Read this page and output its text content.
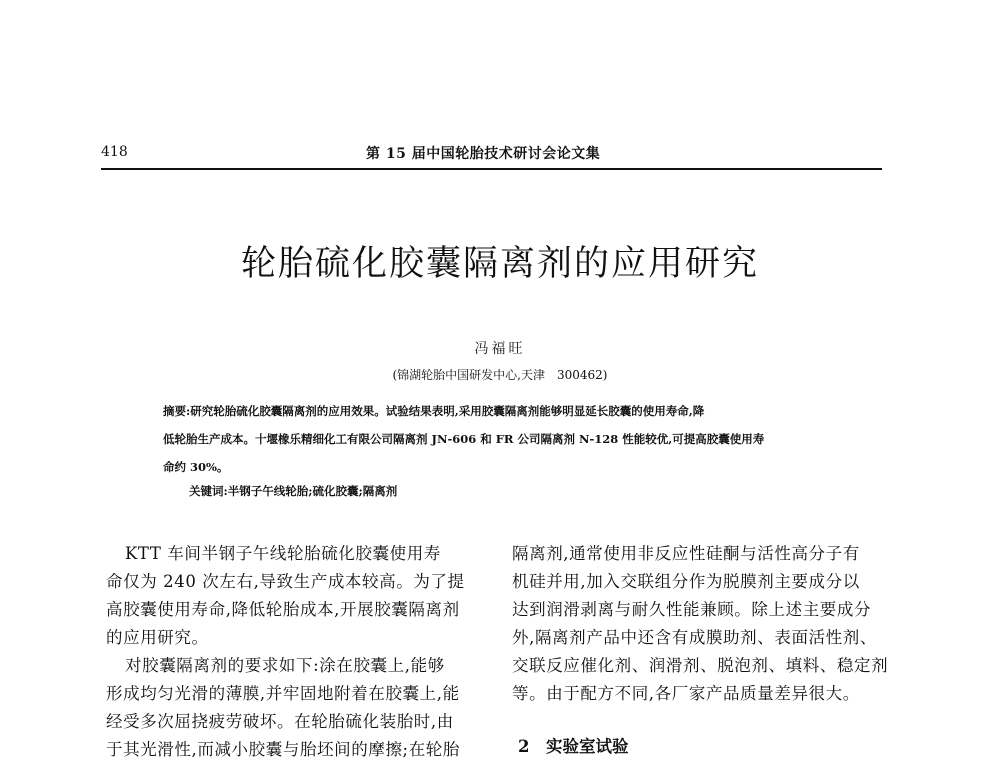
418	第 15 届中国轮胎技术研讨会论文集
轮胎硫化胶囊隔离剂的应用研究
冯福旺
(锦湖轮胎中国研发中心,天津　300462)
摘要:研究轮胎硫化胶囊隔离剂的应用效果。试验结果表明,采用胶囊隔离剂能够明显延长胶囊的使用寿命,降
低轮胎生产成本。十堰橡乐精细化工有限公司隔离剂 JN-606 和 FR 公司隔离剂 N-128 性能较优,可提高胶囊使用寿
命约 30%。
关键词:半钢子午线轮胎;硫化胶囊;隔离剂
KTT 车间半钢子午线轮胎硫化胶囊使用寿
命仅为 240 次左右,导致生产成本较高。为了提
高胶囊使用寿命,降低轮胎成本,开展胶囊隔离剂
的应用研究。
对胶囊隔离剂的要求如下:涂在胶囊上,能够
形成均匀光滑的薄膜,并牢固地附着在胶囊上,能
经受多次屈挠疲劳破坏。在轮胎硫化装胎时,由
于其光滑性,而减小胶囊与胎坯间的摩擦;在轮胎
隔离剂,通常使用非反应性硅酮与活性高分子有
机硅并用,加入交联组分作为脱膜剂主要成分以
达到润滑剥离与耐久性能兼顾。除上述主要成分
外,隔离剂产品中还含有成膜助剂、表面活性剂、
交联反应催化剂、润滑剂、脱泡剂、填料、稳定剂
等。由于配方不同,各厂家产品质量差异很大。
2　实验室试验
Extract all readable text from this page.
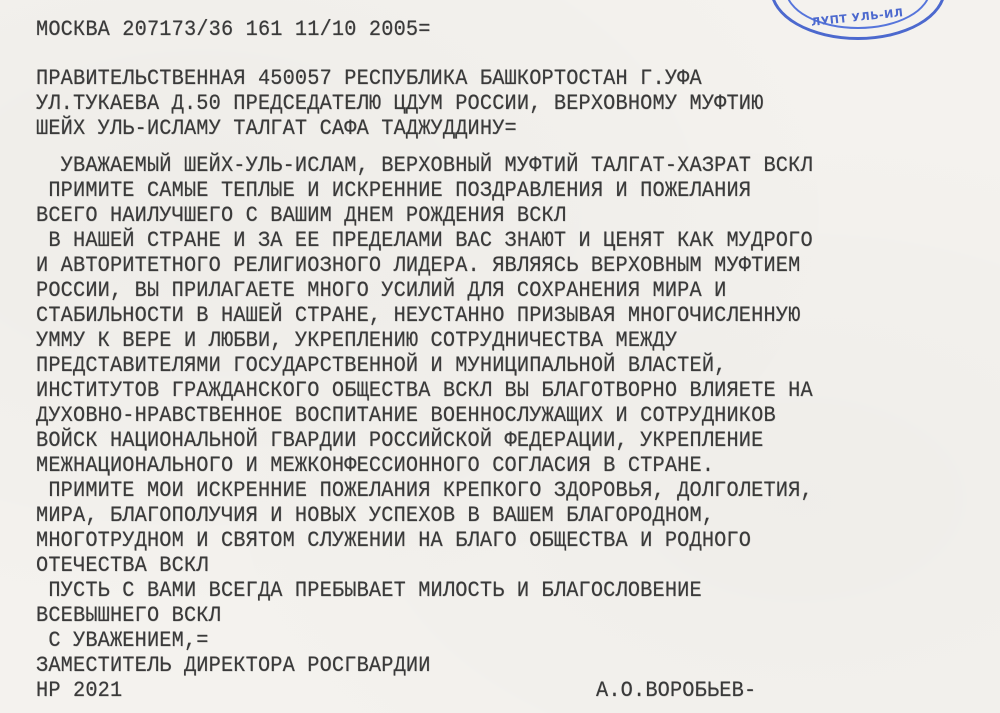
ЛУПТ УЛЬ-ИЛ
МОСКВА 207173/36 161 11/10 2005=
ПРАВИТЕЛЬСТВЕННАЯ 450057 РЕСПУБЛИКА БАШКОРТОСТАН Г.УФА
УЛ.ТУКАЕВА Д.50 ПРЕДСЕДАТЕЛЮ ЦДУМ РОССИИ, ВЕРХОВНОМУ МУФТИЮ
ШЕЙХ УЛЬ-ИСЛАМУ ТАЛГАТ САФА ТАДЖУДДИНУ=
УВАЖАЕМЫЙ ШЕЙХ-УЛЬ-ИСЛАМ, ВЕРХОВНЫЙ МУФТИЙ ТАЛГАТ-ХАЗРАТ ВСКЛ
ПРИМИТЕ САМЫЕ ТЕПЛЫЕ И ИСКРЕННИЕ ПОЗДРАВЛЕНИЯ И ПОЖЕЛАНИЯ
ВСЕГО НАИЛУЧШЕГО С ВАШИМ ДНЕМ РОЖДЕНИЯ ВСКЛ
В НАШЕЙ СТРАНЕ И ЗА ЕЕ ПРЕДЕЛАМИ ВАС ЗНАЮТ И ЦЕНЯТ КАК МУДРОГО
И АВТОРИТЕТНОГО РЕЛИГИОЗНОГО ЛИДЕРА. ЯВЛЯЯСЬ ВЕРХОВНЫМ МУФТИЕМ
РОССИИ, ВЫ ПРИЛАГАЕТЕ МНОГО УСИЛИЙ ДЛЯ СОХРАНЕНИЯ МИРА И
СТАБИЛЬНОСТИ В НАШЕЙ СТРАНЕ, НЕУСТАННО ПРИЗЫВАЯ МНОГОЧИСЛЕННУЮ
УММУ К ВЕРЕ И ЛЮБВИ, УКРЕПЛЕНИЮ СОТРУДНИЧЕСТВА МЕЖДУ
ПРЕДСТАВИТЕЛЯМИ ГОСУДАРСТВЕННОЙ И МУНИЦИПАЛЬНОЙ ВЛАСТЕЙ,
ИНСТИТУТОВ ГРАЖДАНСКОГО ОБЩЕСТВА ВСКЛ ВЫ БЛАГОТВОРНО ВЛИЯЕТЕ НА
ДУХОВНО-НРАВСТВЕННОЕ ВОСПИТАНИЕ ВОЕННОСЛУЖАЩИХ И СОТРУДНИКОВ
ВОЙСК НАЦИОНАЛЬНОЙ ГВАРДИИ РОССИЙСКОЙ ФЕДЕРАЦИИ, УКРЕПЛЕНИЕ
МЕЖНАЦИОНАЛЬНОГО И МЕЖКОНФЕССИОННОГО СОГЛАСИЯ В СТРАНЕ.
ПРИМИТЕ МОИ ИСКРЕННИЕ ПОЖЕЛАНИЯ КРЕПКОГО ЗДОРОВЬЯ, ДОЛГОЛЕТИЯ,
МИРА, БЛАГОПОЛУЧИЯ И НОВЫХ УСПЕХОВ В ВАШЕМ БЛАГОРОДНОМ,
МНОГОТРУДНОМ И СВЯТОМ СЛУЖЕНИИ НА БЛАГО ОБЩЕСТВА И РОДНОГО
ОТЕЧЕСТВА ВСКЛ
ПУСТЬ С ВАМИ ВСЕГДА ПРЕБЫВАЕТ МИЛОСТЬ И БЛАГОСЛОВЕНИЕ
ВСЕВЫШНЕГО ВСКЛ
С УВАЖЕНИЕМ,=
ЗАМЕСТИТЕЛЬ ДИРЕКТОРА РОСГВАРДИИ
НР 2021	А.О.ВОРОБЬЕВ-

**Aim of the exercise**
Reproduce the data above in full, exactly as it is, with the pictures left out.

**Complete response**
Read this page and output its text content.
418	第 15 届中国轮胎技术研讨会论文集
轮胎硫化胶囊隔离剂的应用研究
冯福旺
(锦湖轮胎中国研发中心,天津　300462)
摘要:研究轮胎硫化胶囊隔离剂的应用效果。试验结果表明,采用胶囊隔离剂能够明显延长胶囊的使用寿命,降
低轮胎生产成本。十堰橡乐精细化工有限公司隔离剂 JN-606 和 FR 公司隔离剂 N-128 性能较优,可提高胶囊使用寿
命约 30%。
关键词:半钢子午线轮胎;硫化胶囊;隔离剂
KTT 车间半钢子午线轮胎硫化胶囊使用寿
命仅为 240 次左右,导致生产成本较高。为了提
高胶囊使用寿命,降低轮胎成本,开展胶囊隔离剂
的应用研究。
对胶囊隔离剂的要求如下:涂在胶囊上,能够
形成均匀光滑的薄膜,并牢固地附着在胶囊上,能
经受多次屈挠疲劳破坏。在轮胎硫化装胎时,由
于其光滑性,而减小胶囊与胎坯间的摩擦;在轮胎
隔离剂,通常使用非反应性硅酮与活性高分子有
机硅并用,加入交联组分作为脱膜剂主要成分以
达到润滑剥离与耐久性能兼顾。除上述主要成分
外,隔离剂产品中还含有成膜助剂、表面活性剂、
交联反应催化剂、润滑剂、脱泡剂、填料、稳定剂
等。由于配方不同,各厂家产品质量差异很大。
2　实验室试验
Extract all readable text from this page.
ЛУПТ УЛЬ-ИЛ
МОСКВА 207173/36 161 11/10 2005=
ПРАВИТЕЛЬСТВЕННАЯ 450057 РЕСПУБЛИКА БАШКОРТОСТАН Г.УФА
УЛ.ТУКАЕВА Д.50 ПРЕДСЕДАТЕЛЮ ЦДУМ РОССИИ, ВЕРХОВНОМУ МУФТИЮ
ШЕЙХ УЛЬ-ИСЛАМУ ТАЛГАТ САФА ТАДЖУДДИНУ=
УВАЖАЕМЫЙ ШЕЙХ-УЛЬ-ИСЛАМ, ВЕРХОВНЫЙ МУФТИЙ ТАЛГАТ-ХАЗРАТ ВСКЛ
ПРИМИТЕ САМЫЕ ТЕПЛЫЕ И ИСКРЕННИЕ ПОЗДРАВЛЕНИЯ И ПОЖЕЛАНИЯ
ВСЕГО НАИЛУЧШЕГО С ВАШИМ ДНЕМ РОЖДЕНИЯ ВСКЛ
В НАШЕЙ СТРАНЕ И ЗА ЕЕ ПРЕДЕЛАМИ ВАС ЗНАЮТ И ЦЕНЯТ КАК МУДРОГО
И АВТОРИТЕТНОГО РЕЛИГИОЗНОГО ЛИДЕРА. ЯВЛЯЯСЬ ВЕРХОВНЫМ МУФТИЕМ
РОССИИ, ВЫ ПРИЛАГАЕТЕ МНОГО УСИЛИЙ ДЛЯ СОХРАНЕНИЯ МИРА И
СТАБИЛЬНОСТИ В НАШЕЙ СТРАНЕ, НЕУСТАННО ПРИЗЫВАЯ МНОГОЧИСЛЕННУЮ
УММУ К ВЕРЕ И ЛЮБВИ, УКРЕПЛЕНИЮ СОТРУДНИЧЕСТВА МЕЖДУ
ПРЕДСТАВИТЕЛЯМИ ГОСУДАРСТВЕННОЙ И МУНИЦИПАЛЬНОЙ ВЛАСТЕЙ,
ИНСТИТУТОВ ГРАЖДАНСКОГО ОБЩЕСТВА ВСКЛ ВЫ БЛАГОТВОРНО ВЛИЯЕТЕ НА
ДУХОВНО-НРАВСТВЕННОЕ ВОСПИТАНИЕ ВОЕННОСЛУЖАЩИХ И СОТРУДНИКОВ
ВОЙСК НАЦИОНАЛЬНОЙ ГВАРДИИ РОССИЙСКОЙ ФЕДЕРАЦИИ, УКРЕПЛЕНИЕ
МЕЖНАЦИОНАЛЬНОГО И МЕЖКОНФЕССИОННОГО СОГЛАСИЯ В СТРАНЕ.
ПРИМИТЕ МОИ ИСКРЕННИЕ ПОЖЕЛАНИЯ КРЕПКОГО ЗДОРОВЬЯ, ДОЛГОЛЕТИЯ,
МИРА, БЛАГОПОЛУЧИЯ И НОВЫХ УСПЕХОВ В ВАШЕМ БЛАГОРОДНОМ,
МНОГОТРУДНОМ И СВЯТОМ СЛУЖЕНИИ НА БЛАГО ОБЩЕСТВА И РОДНОГО
ОТЕЧЕСТВА ВСКЛ
ПУСТЬ С ВАМИ ВСЕГДА ПРЕБЫВАЕТ МИЛОСТЬ И БЛАГОСЛОВЕНИЕ
ВСЕВЫШНЕГО ВСКЛ
С УВАЖЕНИЕМ,=
ЗАМЕСТИТЕЛЬ ДИРЕКТОРА РОСГВАРДИИ
НР 2021	А.О.ВОРОБЬЕВ-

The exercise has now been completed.